Work required: Pull each line containing "Dollar" out of the data and copy it.

Dataset entries:
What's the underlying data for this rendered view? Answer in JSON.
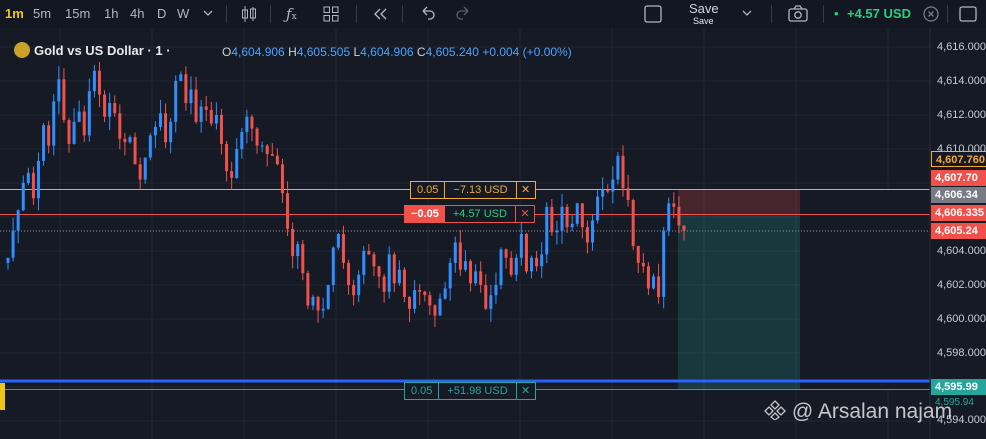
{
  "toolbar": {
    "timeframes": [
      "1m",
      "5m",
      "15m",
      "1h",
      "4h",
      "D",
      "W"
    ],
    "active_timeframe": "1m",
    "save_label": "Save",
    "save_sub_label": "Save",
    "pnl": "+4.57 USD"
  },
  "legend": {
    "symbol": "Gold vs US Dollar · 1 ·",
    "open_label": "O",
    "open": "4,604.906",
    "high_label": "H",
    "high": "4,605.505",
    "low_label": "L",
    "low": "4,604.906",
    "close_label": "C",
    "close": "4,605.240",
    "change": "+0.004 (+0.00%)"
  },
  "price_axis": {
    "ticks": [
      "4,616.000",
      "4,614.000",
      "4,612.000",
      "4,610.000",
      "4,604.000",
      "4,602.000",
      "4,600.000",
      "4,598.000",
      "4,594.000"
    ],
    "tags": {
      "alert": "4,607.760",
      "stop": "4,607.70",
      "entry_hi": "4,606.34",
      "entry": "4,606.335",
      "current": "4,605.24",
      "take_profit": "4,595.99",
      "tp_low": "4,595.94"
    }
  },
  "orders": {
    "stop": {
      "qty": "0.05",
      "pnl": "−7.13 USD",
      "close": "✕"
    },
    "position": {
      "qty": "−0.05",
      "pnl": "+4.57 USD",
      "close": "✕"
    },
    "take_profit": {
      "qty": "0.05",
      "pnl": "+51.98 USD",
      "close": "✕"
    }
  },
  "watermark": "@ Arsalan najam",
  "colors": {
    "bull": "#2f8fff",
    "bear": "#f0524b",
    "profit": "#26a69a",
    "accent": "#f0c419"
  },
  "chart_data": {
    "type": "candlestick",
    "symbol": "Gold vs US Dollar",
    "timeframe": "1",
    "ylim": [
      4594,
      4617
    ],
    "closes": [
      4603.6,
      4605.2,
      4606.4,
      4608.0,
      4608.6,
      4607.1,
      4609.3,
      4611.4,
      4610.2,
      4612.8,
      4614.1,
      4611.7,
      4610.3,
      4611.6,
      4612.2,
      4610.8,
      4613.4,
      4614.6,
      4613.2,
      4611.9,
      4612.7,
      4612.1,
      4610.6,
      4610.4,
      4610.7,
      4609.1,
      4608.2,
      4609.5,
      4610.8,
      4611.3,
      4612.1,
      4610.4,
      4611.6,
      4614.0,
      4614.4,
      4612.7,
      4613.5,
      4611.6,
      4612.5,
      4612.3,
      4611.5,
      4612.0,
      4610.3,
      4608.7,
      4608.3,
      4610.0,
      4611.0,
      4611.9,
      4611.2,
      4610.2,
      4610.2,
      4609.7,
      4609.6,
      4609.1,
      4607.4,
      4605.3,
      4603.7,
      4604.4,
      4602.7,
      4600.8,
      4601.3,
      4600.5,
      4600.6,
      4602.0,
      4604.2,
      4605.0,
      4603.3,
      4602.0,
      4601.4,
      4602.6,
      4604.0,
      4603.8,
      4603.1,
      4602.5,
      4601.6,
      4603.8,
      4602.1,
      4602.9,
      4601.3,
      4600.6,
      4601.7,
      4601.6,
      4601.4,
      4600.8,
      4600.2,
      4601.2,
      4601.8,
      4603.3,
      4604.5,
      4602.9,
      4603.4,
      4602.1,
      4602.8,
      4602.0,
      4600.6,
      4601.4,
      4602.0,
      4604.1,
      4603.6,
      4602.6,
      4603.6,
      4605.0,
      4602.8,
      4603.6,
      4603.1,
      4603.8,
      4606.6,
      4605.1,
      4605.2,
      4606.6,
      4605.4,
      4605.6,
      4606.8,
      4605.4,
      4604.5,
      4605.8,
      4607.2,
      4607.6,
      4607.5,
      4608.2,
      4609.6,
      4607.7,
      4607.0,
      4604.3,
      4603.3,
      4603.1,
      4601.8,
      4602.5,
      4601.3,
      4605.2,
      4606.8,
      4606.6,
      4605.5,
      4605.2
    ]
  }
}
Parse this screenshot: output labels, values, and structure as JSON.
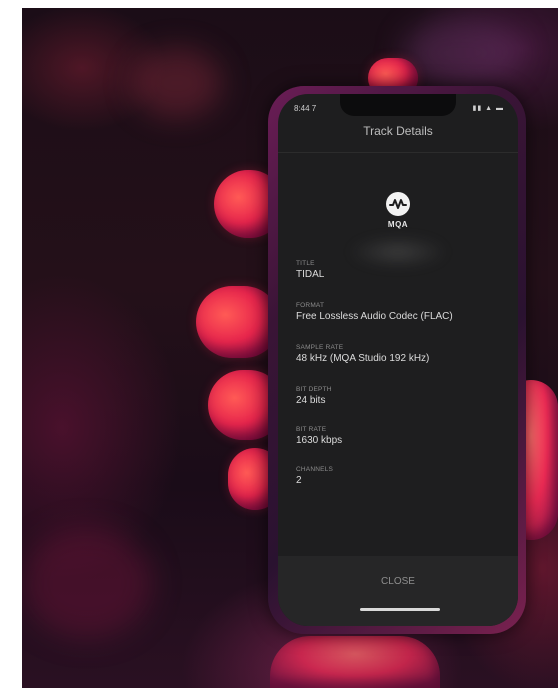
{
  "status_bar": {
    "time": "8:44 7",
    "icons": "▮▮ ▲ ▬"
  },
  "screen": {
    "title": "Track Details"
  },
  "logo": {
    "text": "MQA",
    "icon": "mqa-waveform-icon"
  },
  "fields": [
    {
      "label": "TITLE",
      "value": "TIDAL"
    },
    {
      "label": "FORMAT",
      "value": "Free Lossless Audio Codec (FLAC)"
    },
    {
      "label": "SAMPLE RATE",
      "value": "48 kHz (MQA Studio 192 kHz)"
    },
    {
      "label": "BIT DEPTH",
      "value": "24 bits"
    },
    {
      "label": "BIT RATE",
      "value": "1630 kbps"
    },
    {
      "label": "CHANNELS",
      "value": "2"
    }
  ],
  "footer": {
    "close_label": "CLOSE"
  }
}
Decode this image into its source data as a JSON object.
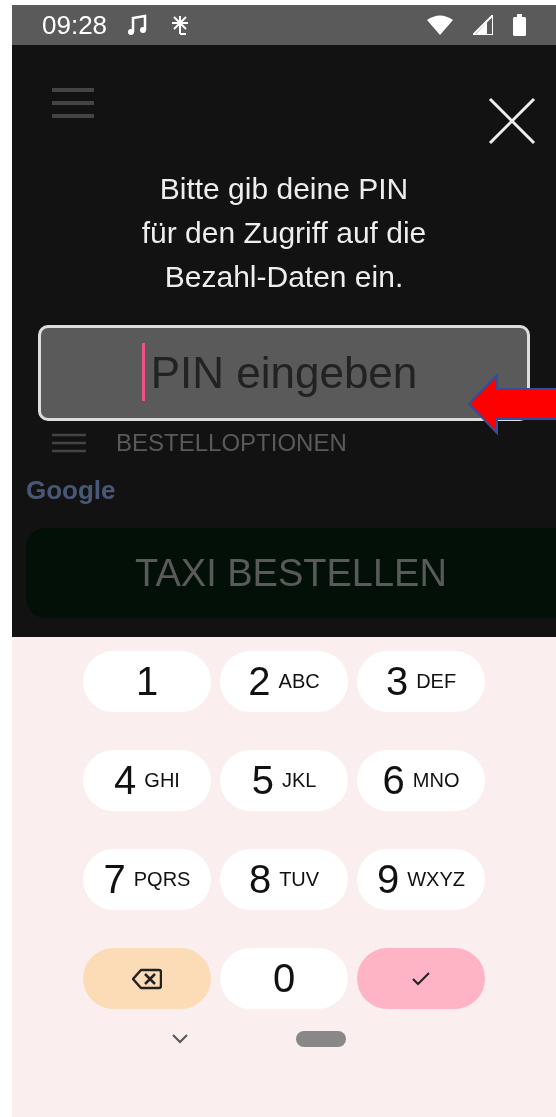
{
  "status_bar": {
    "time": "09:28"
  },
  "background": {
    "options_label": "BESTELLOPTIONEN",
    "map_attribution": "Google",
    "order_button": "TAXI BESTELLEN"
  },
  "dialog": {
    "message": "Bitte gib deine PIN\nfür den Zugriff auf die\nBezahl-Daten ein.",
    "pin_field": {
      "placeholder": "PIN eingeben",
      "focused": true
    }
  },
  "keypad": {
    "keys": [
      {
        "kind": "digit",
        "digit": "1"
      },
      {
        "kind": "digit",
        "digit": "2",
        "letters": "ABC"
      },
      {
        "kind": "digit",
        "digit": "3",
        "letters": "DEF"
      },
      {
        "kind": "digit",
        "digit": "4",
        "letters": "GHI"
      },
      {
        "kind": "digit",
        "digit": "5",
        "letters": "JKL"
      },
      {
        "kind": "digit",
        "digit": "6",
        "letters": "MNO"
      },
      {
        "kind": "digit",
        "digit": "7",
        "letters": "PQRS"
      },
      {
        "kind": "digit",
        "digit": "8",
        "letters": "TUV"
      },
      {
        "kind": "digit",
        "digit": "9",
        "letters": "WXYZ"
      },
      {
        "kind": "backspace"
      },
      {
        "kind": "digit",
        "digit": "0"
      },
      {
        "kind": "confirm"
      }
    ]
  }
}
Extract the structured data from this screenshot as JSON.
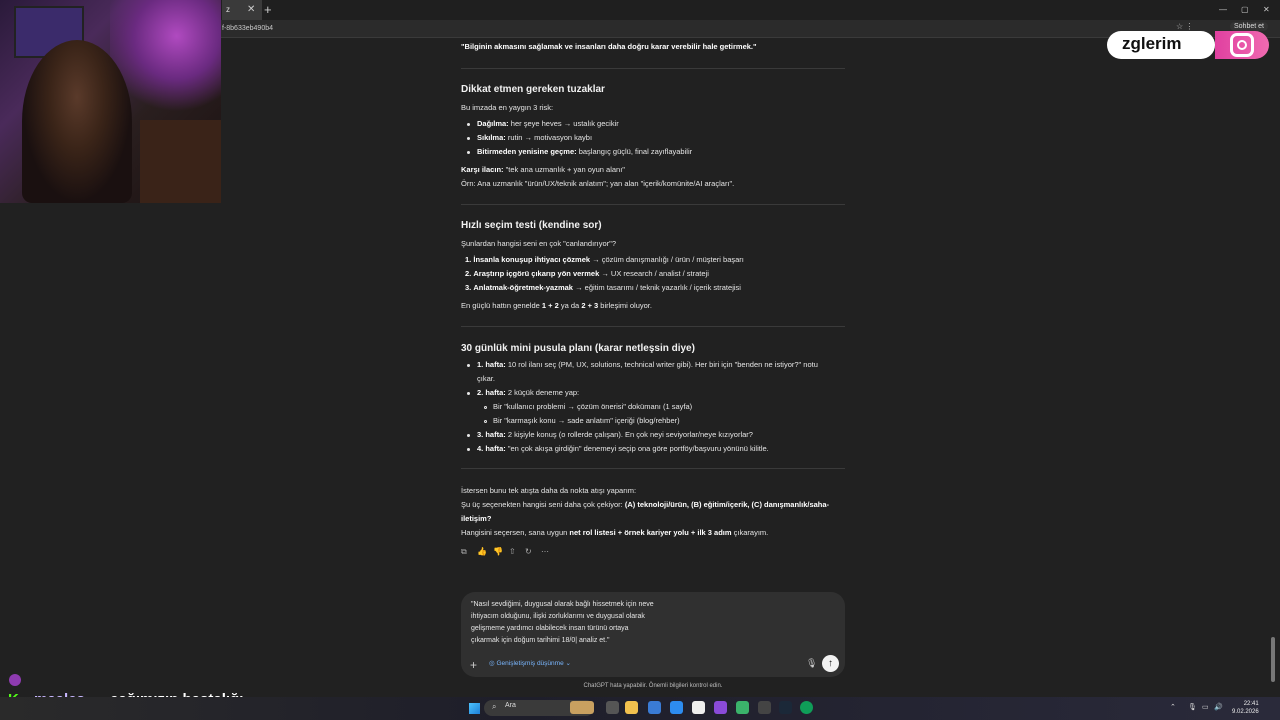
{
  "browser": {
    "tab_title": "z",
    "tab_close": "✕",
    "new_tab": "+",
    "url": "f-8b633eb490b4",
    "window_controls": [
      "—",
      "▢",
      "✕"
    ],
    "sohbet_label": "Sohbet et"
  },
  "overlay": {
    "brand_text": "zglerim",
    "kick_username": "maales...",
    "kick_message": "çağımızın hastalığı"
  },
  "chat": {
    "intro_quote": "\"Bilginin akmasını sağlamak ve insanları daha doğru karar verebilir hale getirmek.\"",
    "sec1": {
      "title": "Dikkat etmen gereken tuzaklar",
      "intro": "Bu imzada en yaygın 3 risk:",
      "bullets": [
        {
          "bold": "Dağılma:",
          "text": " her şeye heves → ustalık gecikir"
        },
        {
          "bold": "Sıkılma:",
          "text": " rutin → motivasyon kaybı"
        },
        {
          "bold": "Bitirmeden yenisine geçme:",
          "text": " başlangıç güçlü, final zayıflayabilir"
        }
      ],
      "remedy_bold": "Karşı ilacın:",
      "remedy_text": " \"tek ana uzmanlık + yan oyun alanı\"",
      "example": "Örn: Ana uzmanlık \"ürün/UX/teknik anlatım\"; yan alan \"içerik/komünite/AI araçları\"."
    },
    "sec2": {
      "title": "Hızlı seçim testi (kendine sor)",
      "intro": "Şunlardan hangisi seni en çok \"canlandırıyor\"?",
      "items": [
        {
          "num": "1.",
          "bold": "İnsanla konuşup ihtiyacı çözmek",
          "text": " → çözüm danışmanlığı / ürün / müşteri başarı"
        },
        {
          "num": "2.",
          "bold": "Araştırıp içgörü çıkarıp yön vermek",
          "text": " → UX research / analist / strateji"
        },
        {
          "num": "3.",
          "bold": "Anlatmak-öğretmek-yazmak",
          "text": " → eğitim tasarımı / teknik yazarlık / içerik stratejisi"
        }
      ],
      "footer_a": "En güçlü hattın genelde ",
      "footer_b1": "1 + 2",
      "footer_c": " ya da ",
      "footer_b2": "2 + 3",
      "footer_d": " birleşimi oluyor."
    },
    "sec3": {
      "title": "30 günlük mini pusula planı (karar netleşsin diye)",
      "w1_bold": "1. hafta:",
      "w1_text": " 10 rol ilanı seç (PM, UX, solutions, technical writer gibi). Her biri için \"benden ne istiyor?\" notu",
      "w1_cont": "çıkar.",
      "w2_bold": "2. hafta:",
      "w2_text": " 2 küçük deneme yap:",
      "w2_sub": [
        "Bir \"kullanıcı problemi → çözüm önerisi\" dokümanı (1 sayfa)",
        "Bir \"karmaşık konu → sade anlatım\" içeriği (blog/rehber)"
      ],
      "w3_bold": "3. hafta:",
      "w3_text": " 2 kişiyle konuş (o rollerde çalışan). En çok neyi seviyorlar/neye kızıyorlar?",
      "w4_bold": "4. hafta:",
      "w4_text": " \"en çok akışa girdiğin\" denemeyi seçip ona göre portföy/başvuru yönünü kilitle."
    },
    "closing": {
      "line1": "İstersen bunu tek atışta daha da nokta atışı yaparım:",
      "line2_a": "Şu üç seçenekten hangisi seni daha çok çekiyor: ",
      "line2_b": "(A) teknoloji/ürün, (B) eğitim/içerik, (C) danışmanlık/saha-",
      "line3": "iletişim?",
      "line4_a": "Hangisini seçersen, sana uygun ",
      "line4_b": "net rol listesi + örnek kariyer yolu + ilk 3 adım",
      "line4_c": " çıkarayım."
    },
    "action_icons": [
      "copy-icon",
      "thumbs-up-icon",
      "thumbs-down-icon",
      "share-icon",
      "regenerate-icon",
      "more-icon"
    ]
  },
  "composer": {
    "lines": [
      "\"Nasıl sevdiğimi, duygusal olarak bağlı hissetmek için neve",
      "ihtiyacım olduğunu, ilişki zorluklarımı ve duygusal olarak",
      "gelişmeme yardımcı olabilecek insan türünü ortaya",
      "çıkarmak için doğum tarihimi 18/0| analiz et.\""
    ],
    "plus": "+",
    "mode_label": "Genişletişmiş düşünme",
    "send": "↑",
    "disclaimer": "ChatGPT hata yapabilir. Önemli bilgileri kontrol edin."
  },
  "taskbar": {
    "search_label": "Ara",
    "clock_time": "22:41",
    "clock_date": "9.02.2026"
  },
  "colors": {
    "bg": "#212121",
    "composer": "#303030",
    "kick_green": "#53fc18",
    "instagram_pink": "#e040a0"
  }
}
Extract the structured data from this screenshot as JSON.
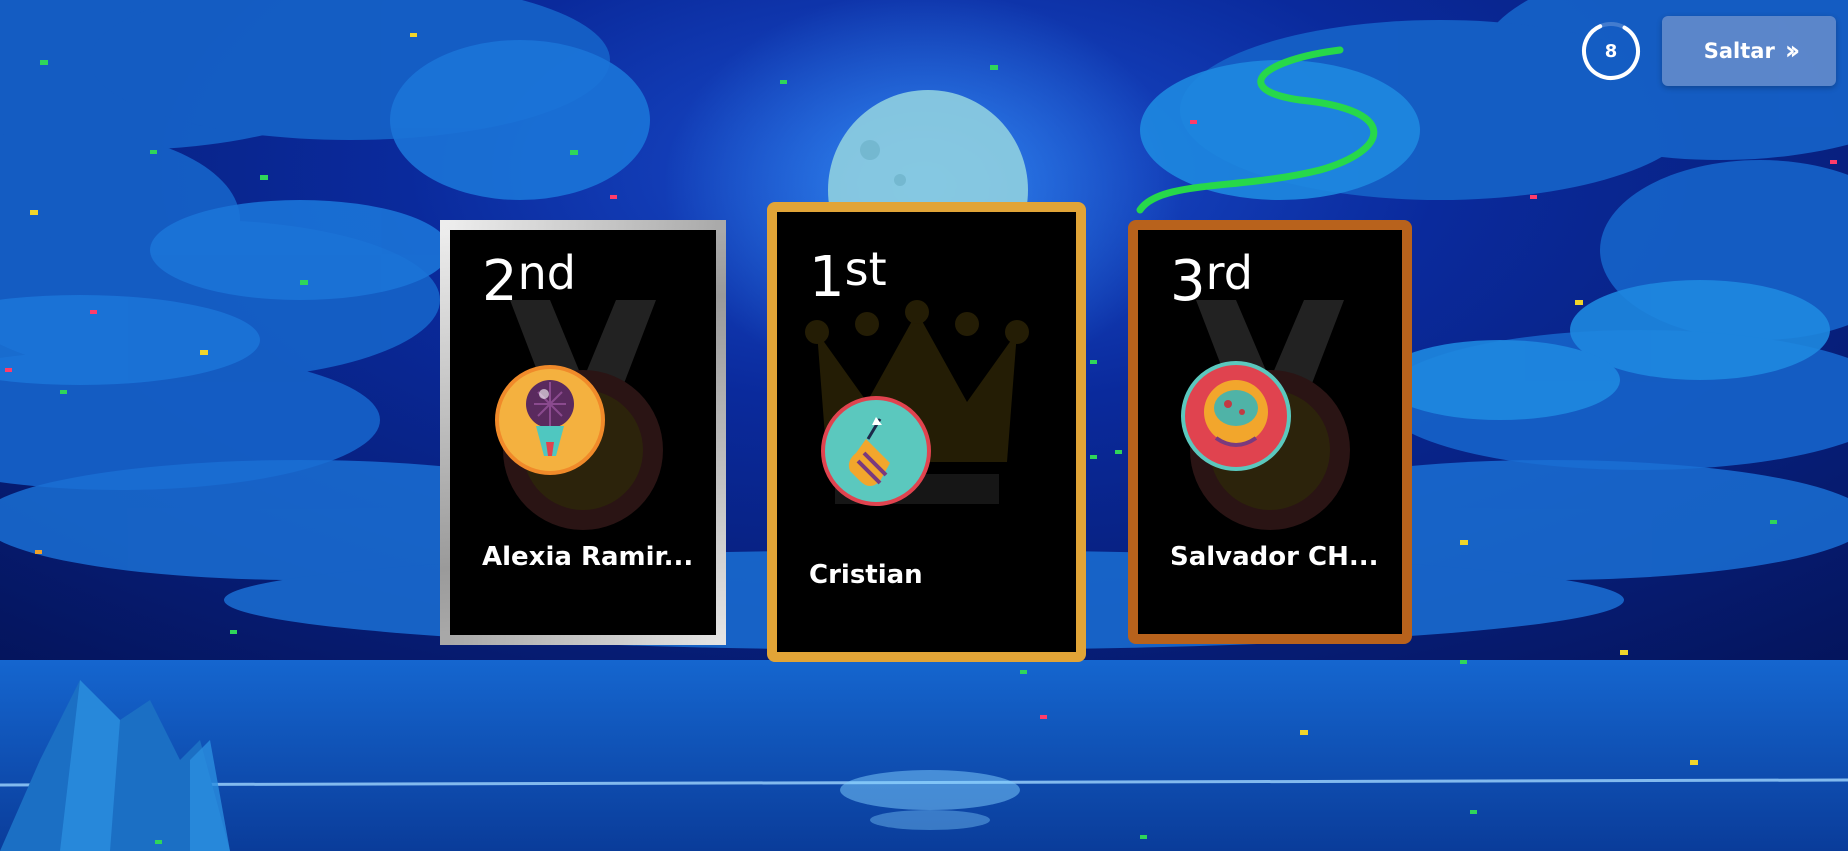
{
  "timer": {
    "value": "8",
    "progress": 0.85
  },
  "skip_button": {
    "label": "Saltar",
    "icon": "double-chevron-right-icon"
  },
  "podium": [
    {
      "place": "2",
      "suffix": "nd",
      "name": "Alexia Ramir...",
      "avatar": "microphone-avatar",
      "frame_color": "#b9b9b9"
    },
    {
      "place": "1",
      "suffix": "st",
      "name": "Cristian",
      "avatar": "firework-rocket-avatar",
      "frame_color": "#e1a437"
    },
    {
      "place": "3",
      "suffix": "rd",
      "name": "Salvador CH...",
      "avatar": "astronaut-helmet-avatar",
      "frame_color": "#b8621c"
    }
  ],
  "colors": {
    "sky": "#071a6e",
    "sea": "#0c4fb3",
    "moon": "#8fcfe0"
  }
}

Output:
    "symbol": "Gold vs US Dollar · 1 ·",
    "symbol": "Gold vs US Dollar",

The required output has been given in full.